DIRECTIONS FOR THIS TASK =>
Where the data below has the string "before", return the whole line.
• • • •
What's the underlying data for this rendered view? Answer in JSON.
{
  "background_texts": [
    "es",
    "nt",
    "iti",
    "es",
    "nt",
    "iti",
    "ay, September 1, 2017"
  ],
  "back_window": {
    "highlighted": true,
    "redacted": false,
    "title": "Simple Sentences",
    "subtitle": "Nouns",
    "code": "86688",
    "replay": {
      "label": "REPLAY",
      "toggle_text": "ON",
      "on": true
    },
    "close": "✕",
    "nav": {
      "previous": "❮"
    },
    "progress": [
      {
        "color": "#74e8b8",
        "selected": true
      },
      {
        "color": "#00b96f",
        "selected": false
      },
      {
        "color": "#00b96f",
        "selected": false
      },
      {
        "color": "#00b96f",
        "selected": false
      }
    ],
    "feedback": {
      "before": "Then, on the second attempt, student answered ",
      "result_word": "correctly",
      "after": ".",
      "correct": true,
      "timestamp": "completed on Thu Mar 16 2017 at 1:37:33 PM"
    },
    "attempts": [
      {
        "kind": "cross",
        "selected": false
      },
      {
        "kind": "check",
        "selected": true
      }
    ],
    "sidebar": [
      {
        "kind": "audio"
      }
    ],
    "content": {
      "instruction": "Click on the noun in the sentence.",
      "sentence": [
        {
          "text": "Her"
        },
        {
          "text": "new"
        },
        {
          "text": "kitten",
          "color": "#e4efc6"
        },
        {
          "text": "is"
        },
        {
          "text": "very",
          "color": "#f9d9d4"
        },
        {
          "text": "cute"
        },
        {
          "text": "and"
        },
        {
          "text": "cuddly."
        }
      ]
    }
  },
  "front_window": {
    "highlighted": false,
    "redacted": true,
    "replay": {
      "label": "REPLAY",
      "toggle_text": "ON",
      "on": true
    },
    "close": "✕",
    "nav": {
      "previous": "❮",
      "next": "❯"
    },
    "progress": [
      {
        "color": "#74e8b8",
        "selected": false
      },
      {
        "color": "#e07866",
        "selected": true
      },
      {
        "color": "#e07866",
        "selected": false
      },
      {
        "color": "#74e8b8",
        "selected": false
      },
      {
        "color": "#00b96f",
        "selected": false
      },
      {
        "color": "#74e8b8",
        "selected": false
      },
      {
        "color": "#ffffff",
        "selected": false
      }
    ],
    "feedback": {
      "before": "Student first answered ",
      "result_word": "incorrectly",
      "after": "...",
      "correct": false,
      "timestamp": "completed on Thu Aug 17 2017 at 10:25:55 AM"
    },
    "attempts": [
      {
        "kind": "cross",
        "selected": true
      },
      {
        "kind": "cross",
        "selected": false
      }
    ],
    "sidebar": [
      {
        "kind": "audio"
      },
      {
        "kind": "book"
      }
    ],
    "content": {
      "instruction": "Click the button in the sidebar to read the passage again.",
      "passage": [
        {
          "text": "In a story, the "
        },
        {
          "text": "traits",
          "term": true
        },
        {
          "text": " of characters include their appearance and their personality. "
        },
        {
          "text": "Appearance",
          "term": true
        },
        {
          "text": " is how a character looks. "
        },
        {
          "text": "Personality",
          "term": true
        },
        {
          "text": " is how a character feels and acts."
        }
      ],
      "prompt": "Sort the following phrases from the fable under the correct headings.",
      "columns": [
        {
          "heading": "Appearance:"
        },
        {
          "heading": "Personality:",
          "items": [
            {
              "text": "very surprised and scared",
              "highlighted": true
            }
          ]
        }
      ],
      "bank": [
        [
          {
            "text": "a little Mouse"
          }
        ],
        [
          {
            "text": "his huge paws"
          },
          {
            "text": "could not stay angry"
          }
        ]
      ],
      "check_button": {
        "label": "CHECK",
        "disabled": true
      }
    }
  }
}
• • • •
REPLY TO THE TASK =>
      "before": "Then, on the second attempt, student answered ",
      "before": "Student first answered ",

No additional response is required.